Saved data entries
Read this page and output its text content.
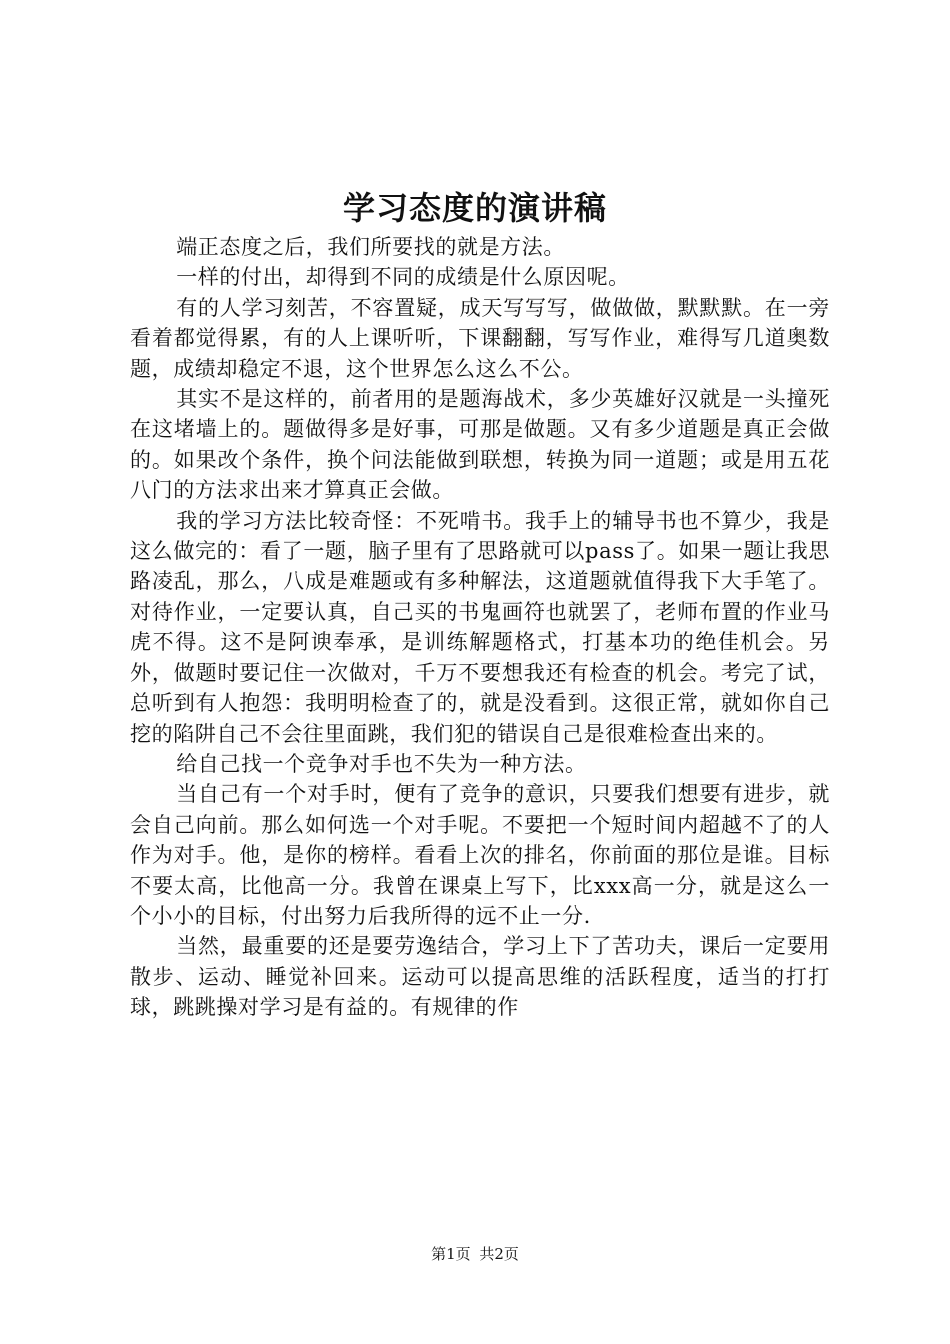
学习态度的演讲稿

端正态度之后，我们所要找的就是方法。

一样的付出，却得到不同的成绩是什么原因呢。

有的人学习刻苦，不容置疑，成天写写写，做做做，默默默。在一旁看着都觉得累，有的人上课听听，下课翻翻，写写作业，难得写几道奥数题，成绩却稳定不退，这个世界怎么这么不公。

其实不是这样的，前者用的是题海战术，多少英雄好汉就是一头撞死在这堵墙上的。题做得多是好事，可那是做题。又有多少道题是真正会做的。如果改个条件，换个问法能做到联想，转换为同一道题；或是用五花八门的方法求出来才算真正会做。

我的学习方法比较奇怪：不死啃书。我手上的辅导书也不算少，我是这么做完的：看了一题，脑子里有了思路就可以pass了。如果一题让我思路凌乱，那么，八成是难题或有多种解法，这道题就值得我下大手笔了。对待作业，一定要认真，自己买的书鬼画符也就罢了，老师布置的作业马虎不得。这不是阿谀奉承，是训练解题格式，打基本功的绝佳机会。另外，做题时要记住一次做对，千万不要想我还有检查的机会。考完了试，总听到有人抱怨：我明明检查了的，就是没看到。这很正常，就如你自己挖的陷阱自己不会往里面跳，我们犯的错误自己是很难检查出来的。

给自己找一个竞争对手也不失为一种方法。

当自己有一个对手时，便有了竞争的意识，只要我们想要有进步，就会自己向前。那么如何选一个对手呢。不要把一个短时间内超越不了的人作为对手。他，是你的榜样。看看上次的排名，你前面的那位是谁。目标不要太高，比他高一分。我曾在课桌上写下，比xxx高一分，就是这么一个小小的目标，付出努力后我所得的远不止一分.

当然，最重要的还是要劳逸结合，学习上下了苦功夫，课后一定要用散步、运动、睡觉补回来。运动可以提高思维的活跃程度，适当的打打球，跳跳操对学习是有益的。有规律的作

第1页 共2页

--

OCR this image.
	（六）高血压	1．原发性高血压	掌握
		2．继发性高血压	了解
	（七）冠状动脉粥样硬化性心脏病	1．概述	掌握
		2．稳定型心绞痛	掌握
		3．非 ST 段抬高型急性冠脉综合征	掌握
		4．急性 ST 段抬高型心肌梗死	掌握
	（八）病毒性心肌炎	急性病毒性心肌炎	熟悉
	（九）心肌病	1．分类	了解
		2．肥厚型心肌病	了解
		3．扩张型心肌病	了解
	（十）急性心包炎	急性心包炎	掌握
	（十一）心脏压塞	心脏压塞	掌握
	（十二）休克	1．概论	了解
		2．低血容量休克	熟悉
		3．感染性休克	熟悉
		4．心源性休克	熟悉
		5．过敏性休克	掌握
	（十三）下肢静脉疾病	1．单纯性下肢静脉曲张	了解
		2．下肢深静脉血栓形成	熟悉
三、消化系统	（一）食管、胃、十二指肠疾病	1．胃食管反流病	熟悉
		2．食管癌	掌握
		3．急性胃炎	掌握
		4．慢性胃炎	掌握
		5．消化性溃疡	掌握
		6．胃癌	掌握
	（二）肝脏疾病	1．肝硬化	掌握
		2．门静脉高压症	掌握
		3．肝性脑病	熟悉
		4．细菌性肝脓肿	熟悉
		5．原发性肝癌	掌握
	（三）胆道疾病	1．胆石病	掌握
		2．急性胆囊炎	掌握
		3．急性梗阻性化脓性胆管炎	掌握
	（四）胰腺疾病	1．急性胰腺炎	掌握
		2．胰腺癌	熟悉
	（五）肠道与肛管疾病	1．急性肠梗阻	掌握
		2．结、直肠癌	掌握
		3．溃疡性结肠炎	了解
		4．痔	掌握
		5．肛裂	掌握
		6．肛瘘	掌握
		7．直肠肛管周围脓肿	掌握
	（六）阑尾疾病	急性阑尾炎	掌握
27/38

==

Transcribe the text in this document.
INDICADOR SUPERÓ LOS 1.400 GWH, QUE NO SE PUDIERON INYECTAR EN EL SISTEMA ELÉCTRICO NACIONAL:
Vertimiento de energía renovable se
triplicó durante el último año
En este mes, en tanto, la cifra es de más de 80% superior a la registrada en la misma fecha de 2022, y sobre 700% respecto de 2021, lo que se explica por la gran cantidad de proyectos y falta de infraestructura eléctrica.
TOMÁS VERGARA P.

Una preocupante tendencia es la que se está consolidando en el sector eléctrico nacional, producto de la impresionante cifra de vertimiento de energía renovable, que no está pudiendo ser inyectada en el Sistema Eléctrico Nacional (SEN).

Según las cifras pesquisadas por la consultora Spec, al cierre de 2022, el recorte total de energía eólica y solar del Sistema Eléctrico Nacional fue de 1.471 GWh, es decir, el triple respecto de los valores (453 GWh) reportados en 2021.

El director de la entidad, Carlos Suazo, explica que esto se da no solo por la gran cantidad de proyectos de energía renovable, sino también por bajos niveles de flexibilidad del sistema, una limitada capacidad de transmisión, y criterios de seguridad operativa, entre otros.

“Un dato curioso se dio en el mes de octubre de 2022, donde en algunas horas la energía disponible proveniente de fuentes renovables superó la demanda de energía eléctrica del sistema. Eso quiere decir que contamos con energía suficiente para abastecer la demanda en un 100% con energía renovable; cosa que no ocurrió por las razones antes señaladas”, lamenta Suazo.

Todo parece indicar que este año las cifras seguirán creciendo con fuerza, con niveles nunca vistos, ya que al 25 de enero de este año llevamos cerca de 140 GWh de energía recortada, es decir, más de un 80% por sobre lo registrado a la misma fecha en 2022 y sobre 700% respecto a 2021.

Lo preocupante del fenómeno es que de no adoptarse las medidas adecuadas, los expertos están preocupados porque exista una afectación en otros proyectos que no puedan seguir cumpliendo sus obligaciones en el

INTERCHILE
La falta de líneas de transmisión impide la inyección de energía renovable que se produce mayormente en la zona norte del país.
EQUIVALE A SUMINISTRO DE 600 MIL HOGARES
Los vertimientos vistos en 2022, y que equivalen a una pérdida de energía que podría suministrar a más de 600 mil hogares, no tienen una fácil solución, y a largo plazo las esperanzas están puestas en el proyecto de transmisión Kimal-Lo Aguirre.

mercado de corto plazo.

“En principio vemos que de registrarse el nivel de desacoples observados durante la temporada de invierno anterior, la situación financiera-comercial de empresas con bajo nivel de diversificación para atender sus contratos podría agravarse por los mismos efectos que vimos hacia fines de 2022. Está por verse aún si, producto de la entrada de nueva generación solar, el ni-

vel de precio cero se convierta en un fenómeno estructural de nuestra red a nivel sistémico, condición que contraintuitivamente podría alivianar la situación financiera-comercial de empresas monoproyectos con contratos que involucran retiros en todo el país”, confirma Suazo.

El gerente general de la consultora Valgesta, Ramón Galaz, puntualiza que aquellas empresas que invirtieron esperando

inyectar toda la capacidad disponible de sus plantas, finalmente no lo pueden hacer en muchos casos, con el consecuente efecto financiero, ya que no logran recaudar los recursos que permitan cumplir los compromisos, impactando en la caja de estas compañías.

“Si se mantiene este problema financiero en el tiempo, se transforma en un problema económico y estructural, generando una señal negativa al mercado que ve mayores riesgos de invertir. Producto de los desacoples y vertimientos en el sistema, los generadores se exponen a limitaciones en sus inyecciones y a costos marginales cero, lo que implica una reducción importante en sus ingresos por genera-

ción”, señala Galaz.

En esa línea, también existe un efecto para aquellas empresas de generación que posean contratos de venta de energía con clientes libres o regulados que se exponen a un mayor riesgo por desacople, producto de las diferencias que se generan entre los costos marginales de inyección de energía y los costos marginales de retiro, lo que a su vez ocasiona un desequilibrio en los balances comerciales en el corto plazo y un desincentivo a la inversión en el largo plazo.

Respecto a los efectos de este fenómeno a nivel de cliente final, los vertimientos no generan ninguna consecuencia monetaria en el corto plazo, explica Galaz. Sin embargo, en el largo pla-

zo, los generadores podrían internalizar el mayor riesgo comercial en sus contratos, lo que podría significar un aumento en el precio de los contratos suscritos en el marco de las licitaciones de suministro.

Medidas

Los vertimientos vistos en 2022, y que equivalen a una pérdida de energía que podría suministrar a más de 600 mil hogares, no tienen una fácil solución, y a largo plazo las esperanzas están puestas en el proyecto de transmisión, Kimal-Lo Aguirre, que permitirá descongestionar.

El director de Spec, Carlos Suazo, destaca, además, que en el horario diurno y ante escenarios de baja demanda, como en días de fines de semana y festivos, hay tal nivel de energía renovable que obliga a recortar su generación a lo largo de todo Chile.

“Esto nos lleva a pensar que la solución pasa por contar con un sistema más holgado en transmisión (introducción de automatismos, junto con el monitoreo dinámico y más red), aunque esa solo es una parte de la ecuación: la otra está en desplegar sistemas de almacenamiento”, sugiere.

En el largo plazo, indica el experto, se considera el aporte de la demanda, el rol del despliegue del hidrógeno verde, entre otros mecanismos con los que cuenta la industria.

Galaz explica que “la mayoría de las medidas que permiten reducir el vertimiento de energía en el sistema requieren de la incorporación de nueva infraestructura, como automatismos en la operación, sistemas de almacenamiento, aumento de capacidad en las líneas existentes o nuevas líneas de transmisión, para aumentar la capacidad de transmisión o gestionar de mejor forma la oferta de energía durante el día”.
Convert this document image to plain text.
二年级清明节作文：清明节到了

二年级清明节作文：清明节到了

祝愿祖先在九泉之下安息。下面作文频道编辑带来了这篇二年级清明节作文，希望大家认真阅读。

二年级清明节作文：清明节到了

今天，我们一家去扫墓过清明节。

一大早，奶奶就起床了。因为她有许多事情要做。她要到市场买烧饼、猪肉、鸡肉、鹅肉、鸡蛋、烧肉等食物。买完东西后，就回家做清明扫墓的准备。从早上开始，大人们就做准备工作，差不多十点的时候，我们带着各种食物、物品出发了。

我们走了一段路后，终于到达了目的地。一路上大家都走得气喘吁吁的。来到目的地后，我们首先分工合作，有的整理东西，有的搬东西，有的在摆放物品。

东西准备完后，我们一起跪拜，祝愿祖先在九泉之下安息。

**WHAT THIS TASK INVOLVES:** In the data above, count the lines where the word "falta" appears; reply with the number only.

**SOLUTION TO THIS TASK:** 2